» Objective
Return all of the entries exactly as written.
## Start Records
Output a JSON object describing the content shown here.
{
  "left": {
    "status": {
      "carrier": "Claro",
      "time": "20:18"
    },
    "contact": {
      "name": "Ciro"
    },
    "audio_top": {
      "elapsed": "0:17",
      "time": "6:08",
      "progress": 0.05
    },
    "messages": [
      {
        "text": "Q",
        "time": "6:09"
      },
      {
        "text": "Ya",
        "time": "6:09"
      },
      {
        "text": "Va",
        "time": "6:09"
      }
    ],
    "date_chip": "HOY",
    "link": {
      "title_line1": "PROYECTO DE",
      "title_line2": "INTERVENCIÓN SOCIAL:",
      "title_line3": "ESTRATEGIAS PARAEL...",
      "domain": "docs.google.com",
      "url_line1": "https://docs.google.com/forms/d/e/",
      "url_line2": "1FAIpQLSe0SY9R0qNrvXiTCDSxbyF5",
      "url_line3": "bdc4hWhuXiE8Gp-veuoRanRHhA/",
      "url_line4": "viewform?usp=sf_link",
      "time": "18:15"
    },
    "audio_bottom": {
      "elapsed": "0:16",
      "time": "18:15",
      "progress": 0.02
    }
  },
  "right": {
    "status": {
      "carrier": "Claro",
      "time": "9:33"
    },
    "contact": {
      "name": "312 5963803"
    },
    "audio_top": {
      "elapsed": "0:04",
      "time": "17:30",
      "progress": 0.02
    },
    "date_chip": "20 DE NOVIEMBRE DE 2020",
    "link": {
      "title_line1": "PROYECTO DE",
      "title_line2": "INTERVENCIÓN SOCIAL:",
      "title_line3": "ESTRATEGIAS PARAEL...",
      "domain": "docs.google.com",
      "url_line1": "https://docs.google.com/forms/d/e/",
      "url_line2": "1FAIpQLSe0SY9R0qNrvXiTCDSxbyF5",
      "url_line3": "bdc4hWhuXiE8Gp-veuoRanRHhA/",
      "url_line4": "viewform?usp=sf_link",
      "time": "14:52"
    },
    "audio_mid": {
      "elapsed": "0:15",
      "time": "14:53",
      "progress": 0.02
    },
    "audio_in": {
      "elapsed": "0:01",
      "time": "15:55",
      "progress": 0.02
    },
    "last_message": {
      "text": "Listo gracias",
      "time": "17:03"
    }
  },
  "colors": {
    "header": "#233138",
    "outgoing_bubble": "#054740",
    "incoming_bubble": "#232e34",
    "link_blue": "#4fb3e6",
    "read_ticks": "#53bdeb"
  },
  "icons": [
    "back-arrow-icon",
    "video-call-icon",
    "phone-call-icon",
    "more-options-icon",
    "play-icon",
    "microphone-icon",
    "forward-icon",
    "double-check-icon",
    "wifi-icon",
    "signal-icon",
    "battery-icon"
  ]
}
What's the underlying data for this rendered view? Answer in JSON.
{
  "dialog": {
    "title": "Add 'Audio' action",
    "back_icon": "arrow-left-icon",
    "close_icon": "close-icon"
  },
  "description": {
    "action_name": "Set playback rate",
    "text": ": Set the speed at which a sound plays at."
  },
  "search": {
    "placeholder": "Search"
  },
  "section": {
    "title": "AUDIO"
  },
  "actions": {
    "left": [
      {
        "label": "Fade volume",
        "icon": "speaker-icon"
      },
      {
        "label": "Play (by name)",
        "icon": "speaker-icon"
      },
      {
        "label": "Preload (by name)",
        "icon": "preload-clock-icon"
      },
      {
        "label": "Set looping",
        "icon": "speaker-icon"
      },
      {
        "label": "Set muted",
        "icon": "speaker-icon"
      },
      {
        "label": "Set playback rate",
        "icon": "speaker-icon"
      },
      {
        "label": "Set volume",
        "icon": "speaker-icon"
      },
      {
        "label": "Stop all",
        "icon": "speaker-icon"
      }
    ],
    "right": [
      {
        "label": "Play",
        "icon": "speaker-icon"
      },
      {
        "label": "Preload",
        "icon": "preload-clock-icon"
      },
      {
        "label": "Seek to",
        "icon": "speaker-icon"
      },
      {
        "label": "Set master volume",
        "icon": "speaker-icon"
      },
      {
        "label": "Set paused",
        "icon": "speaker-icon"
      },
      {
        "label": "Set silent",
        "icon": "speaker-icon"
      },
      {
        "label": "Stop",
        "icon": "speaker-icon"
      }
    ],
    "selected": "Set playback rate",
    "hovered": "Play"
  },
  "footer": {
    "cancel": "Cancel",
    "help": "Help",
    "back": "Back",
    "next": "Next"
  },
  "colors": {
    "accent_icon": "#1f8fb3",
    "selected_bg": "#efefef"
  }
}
## End Records
» The reply
Output a JSON object describing the content shown here.
{
  "left": {
    "status": {
      "carrier": "Claro",
      "time": "20:18"
    },
    "contact": {
      "name": "Ciro"
    },
    "audio_top": {
      "elapsed": "0:17",
      "time": "6:08",
      "progress": 0.05
    },
    "messages": [
      {
        "text": "Q",
        "time": "6:09"
      },
      {
        "text": "Ya",
        "time": "6:09"
      },
      {
        "text": "Va",
        "time": "6:09"
      }
    ],
    "date_chip": "HOY",
    "link": {
      "title_line1": "PROYECTO DE",
      "title_line2": "INTERVENCIÓN SOCIAL:",
      "title_line3": "ESTRATEGIAS PARAEL...",
      "domain": "docs.google.com",
      "url_line1": "https://docs.google.com/forms/d/e/",
      "url_line2": "1FAIpQLSe0SY9R0qNrvXiTCDSxbyF5",
      "url_line3": "bdc4hWhuXiE8Gp-veuoRanRHhA/",
      "url_line4": "viewform?usp=sf_link",
      "time": "18:15"
    },
    "audio_bottom": {
      "elapsed": "0:16",
      "time": "18:15",
      "progress": 0.02
    }
  },
  "right": {
    "status": {
      "carrier": "Claro",
      "time": "9:33"
    },
    "contact": {
      "name": "312 5963803"
    },
    "audio_top": {
      "elapsed": "0:04",
      "time": "17:30",
      "progress": 0.02
    },
    "date_chip": "20 DE NOVIEMBRE DE 2020",
    "link": {
      "title_line1": "PROYECTO DE",
      "title_line2": "INTERVENCIÓN SOCIAL:",
      "title_line3": "ESTRATEGIAS PARAEL...",
      "domain": "docs.google.com",
      "url_line1": "https://docs.google.com/forms/d/e/",
      "url_line2": "1FAIpQLSe0SY9R0qNrvXiTCDSxbyF5",
      "url_line3": "bdc4hWhuXiE8Gp-veuoRanRHhA/",
      "url_line4": "viewform?usp=sf_link",
      "time": "14:52"
    },
    "audio_mid": {
      "elapsed": "0:15",
      "time": "14:53",
      "progress": 0.02
    },
    "audio_in": {
      "elapsed": "0:01",
      "time": "15:55",
      "progress": 0.02
    },
    "last_message": {
      "text": "Listo gracias",
      "time": "17:03"
    }
  },
  "colors": {
    "header": "#233138",
    "outgoing_bubble": "#054740",
    "incoming_bubble": "#232e34",
    "link_blue": "#4fb3e6",
    "read_ticks": "#53bdeb"
  },
  "icons": [
    "back-arrow-icon",
    "video-call-icon",
    "phone-call-icon",
    "more-options-icon",
    "play-icon",
    "microphone-icon",
    "forward-icon",
    "double-check-icon",
    "wifi-icon",
    "signal-icon",
    "battery-icon"
  ]
}
What's the underlying data for this rendered view? Answer in JSON.
{
  "dialog": {
    "title": "Add 'Audio' action",
    "back_icon": "arrow-left-icon",
    "close_icon": "close-icon"
  },
  "description": {
    "action_name": "Set playback rate",
    "text": ": Set the speed at which a sound plays at."
  },
  "search": {
    "placeholder": "Search"
  },
  "section": {
    "title": "AUDIO"
  },
  "actions": {
    "left": [
      {
        "label": "Fade volume",
        "icon": "speaker-icon"
      },
      {
        "label": "Play (by name)",
        "icon": "speaker-icon"
      },
      {
        "label": "Preload (by name)",
        "icon": "preload-clock-icon"
      },
      {
        "label": "Set looping",
        "icon": "speaker-icon"
      },
      {
        "label": "Set muted",
        "icon": "speaker-icon"
      },
      {
        "label": "Set playback rate",
        "icon": "speaker-icon"
      },
      {
        "label": "Set volume",
        "icon": "speaker-icon"
      },
      {
        "label": "Stop all",
        "icon": "speaker-icon"
      }
    ],
    "right": [
      {
        "label": "Play",
        "icon": "speaker-icon"
      },
      {
        "label": "Preload",
        "icon": "preload-clock-icon"
      },
      {
        "label": "Seek to",
        "icon": "speaker-icon"
      },
      {
        "label": "Set master volume",
        "icon": "speaker-icon"
      },
      {
        "label": "Set paused",
        "icon": "speaker-icon"
      },
      {
        "label": "Set silent",
        "icon": "speaker-icon"
      },
      {
        "label": "Stop",
        "icon": "speaker-icon"
      }
    ],
    "selected": "Set playback rate",
    "hovered": "Play"
  },
  "footer": {
    "cancel": "Cancel",
    "help": "Help",
    "back": "Back",
    "next": "Next"
  },
  "colors": {
    "accent_icon": "#1f8fb3",
    "selected_bg": "#efefef"
  }
}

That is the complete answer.